### [YOUR GOAL]
Find the lines with "globe" in them and copy them out.

★ ★ ★ ★ ★ ★ ★

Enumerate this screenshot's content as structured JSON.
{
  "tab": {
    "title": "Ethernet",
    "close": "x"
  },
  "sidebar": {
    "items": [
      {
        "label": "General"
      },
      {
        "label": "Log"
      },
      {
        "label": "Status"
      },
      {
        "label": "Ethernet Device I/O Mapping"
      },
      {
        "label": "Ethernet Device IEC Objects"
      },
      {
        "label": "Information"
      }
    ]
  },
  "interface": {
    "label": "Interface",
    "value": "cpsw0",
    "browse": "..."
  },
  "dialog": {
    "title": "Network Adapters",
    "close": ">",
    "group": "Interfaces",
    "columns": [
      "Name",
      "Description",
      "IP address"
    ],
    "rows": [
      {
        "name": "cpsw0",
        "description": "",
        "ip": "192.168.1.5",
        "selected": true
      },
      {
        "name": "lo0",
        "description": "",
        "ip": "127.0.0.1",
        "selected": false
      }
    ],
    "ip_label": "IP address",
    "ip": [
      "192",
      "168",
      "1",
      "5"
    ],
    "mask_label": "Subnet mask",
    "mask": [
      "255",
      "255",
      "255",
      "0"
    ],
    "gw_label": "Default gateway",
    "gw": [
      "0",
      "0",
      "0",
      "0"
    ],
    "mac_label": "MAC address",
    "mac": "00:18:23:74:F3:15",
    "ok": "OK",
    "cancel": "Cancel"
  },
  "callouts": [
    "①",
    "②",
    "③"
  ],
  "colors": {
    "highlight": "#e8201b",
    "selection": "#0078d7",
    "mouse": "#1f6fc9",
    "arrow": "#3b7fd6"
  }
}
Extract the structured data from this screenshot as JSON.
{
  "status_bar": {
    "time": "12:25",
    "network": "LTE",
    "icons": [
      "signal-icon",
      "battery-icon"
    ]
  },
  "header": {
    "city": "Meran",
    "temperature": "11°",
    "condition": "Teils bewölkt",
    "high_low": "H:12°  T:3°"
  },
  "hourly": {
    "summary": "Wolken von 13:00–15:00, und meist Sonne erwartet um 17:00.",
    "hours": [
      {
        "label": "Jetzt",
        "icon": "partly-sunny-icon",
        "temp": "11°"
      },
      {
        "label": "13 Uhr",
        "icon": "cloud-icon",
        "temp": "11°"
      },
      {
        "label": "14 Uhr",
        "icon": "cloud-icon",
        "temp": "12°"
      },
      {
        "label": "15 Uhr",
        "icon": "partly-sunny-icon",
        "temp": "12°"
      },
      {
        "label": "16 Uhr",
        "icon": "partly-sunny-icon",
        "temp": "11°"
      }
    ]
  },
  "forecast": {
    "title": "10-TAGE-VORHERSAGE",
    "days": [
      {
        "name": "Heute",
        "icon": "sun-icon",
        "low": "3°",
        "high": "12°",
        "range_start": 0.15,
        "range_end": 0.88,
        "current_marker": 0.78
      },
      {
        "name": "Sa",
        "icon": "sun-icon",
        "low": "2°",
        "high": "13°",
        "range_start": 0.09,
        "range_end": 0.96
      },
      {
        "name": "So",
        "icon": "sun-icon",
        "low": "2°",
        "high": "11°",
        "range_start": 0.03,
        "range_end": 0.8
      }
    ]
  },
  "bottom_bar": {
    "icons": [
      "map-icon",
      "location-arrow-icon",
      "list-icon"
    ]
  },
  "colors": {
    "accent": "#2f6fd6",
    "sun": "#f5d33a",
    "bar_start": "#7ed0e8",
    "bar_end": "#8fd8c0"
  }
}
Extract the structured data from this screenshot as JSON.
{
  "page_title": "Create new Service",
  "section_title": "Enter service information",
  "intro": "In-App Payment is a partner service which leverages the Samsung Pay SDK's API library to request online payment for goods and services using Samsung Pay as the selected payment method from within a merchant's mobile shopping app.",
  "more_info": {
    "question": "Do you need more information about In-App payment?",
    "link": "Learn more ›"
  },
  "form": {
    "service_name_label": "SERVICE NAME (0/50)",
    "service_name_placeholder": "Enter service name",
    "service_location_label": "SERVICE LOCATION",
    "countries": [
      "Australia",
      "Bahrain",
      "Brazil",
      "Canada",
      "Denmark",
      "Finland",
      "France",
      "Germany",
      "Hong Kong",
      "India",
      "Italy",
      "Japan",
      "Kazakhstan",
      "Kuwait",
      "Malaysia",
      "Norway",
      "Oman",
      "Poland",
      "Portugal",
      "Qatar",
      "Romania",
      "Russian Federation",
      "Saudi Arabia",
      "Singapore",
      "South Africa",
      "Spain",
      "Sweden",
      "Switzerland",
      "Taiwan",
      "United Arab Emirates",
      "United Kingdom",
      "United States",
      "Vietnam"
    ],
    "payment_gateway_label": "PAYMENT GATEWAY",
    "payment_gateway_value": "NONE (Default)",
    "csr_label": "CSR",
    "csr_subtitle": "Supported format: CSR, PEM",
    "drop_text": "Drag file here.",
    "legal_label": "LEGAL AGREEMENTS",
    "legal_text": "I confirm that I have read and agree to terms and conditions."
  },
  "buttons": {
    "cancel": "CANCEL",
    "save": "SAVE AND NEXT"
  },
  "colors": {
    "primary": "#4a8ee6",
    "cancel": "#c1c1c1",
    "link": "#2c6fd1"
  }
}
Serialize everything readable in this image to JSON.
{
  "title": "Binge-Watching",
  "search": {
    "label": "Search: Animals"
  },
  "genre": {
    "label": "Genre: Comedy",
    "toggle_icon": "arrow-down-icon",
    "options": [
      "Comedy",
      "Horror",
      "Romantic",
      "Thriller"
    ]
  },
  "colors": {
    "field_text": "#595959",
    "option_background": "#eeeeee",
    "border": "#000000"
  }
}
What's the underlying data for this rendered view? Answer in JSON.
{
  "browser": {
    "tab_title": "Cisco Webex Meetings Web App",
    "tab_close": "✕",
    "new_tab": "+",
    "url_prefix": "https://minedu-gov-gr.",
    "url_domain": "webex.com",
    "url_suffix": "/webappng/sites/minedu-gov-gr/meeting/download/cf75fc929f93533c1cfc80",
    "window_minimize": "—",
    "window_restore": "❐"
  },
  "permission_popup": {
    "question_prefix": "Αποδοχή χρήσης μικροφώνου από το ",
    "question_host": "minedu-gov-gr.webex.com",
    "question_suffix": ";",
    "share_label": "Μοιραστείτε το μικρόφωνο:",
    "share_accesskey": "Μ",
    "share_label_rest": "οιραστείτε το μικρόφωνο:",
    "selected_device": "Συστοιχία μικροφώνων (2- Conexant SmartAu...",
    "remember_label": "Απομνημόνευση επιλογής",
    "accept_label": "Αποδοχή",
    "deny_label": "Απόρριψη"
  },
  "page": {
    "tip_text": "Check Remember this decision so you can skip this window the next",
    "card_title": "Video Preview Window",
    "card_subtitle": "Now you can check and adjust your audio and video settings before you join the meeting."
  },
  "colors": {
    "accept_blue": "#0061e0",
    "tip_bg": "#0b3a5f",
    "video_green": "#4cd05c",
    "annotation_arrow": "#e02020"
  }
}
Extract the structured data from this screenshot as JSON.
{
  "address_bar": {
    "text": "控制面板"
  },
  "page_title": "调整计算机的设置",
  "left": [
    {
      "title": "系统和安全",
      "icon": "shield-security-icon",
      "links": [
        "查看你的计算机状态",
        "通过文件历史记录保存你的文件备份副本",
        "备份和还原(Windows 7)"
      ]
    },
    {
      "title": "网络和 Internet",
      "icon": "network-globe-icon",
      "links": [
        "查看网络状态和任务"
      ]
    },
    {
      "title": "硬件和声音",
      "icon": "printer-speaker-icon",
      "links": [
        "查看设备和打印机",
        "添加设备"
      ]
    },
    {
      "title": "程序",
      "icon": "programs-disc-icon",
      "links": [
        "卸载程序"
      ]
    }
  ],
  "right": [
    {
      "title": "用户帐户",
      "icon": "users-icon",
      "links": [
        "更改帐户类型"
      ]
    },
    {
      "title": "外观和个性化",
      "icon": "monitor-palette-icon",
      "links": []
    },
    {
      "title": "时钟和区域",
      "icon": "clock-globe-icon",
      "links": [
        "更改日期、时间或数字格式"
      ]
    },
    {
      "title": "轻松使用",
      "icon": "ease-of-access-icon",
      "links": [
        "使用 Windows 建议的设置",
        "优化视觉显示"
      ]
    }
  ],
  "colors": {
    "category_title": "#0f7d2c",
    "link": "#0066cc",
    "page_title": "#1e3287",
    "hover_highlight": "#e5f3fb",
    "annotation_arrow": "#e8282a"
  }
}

★ ★ ★ ★ ★ ★ ★

### [RESPONSE FOR THIS EXERCISE]
      "icon": "network-globe-icon",
      "icon": "clock-globe-icon",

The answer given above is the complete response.